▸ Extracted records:
:::

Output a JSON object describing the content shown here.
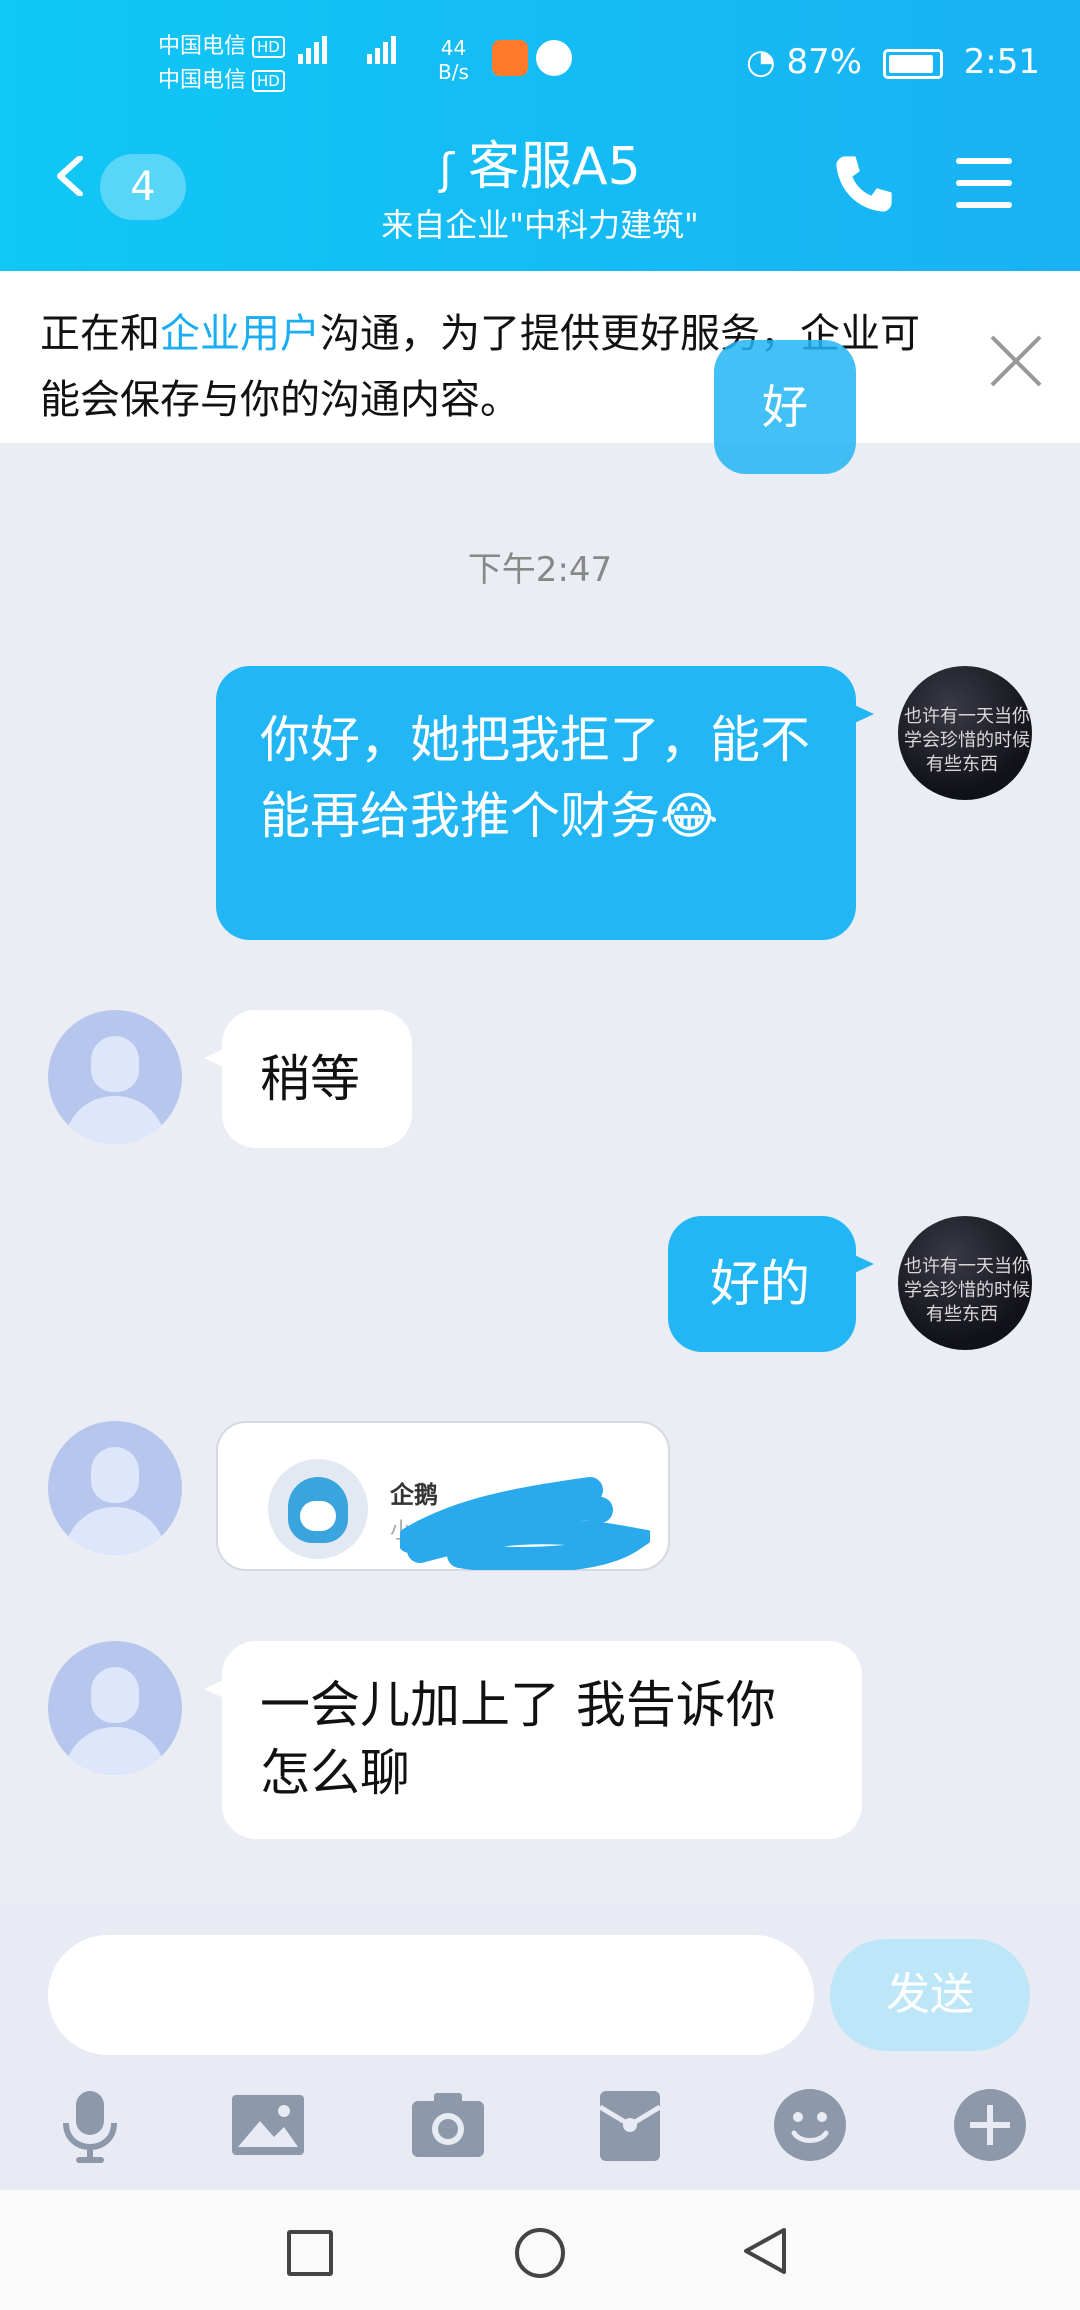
{
  "status": {
    "carrier1": "中国电信",
    "carrier2": "中国电信",
    "hd": "HD",
    "net_speed_value": "44",
    "net_speed_unit": "B/s",
    "battery": "87%",
    "time": "2:51"
  },
  "header": {
    "unread_count": "4",
    "title": "客服A5",
    "subtitle": "来自企业\"中科力建筑\""
  },
  "notice": {
    "text_before": "正在和",
    "link": "企业用户",
    "text_after": "沟通，为了提供更好服务，企业可能会保存与你的沟通内容。",
    "peek_bubble": "好"
  },
  "chat": {
    "timestamp": "下午2:47",
    "messages": [
      {
        "from": "me",
        "text": "你好，她把我拒了，能不能再给我推个财务😂"
      },
      {
        "from": "cs",
        "text": "稍等"
      },
      {
        "from": "me",
        "text": "好的"
      },
      {
        "from": "cs",
        "card_title": "企鹅",
        "card_sub": "小"
      },
      {
        "from": "cs",
        "text": "一会儿加上了 我告诉你怎么聊"
      }
    ],
    "avatar_text": [
      "也许有一天当你",
      "学会珍惜的时候",
      "有些东西"
    ]
  },
  "input": {
    "placeholder": "",
    "send_label": "发送"
  },
  "colors": {
    "header": "#19b2f4",
    "bubble_me": "#23b6f5",
    "background": "#eaedf4"
  }
}
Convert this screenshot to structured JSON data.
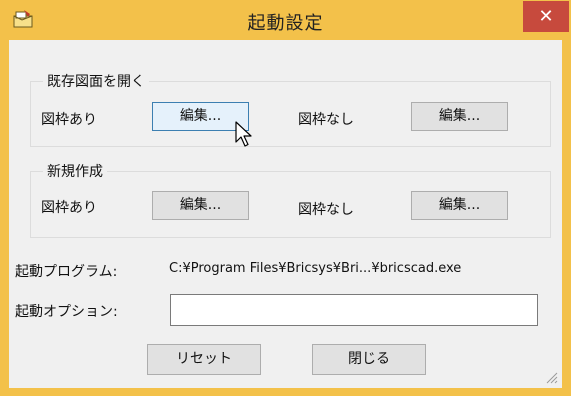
{
  "window": {
    "title": "起動設定",
    "close_glyph": "✕"
  },
  "existing_drawing": {
    "group_label": "既存図面を開く",
    "with_frame_label": "図枠あり",
    "with_frame_edit": "編集...",
    "without_frame_label": "図枠なし",
    "without_frame_edit": "編集..."
  },
  "new_drawing": {
    "group_label": "新規作成",
    "with_frame_label": "図枠あり",
    "with_frame_edit": "編集...",
    "without_frame_label": "図枠なし",
    "without_frame_edit": "編集..."
  },
  "startup_program": {
    "label": "起動プログラム:",
    "value": "C:¥Program Files¥Bricsys¥Bri...¥bricscad.exe"
  },
  "startup_options": {
    "label": "起動オプション:",
    "value": ""
  },
  "footer": {
    "reset_label": "リセット",
    "close_label": "閉じる"
  },
  "colors": {
    "titlebar": "#f3c14a",
    "close_button": "#c74a3d",
    "client": "#f0f0f0",
    "hover_button": "#e5f1fb"
  }
}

:::

Apart from the pictures, the entries above are to be repeated in full and exactly.

▸ Right answer:
Output a JSON object describing the content shown here.
{
  "status": {
    "carrier1": "中国电信",
    "carrier2": "中国电信",
    "hd": "HD",
    "net_speed_value": "44",
    "net_speed_unit": "B/s",
    "battery": "87%",
    "time": "2:51"
  },
  "header": {
    "unread_count": "4",
    "title": "客服A5",
    "subtitle": "来自企业\"中科力建筑\""
  },
  "notice": {
    "text_before": "正在和",
    "link": "企业用户",
    "text_after": "沟通，为了提供更好服务，企业可能会保存与你的沟通内容。",
    "peek_bubble": "好"
  },
  "chat": {
    "timestamp": "下午2:47",
    "messages": [
      {
        "from": "me",
        "text": "你好，她把我拒了，能不能再给我推个财务😂"
      },
      {
        "from": "cs",
        "text": "稍等"
      },
      {
        "from": "me",
        "text": "好的"
      },
      {
        "from": "cs",
        "card_title": "企鹅",
        "card_sub": "小"
      },
      {
        "from": "cs",
        "text": "一会儿加上了 我告诉你怎么聊"
      }
    ],
    "avatar_text": [
      "也许有一天当你",
      "学会珍惜的时候",
      "有些东西"
    ]
  },
  "input": {
    "placeholder": "",
    "send_label": "发送"
  },
  "colors": {
    "header": "#19b2f4",
    "bubble_me": "#23b6f5",
    "background": "#eaedf4"
  }
}
Convert this screenshot to structured JSON data.
{
  "window": {
    "title": "起動設定",
    "close_glyph": "✕"
  },
  "existing_drawing": {
    "group_label": "既存図面を開く",
    "with_frame_label": "図枠あり",
    "with_frame_edit": "編集...",
    "without_frame_label": "図枠なし",
    "without_frame_edit": "編集..."
  },
  "new_drawing": {
    "group_label": "新規作成",
    "with_frame_label": "図枠あり",
    "with_frame_edit": "編集...",
    "without_frame_label": "図枠なし",
    "without_frame_edit": "編集..."
  },
  "startup_program": {
    "label": "起動プログラム:",
    "value": "C:¥Program Files¥Bricsys¥Bri...¥bricscad.exe"
  },
  "startup_options": {
    "label": "起動オプション:",
    "value": ""
  },
  "footer": {
    "reset_label": "リセット",
    "close_label": "閉じる"
  },
  "colors": {
    "titlebar": "#f3c14a",
    "close_button": "#c74a3d",
    "client": "#f0f0f0",
    "hover_button": "#e5f1fb"
  }
}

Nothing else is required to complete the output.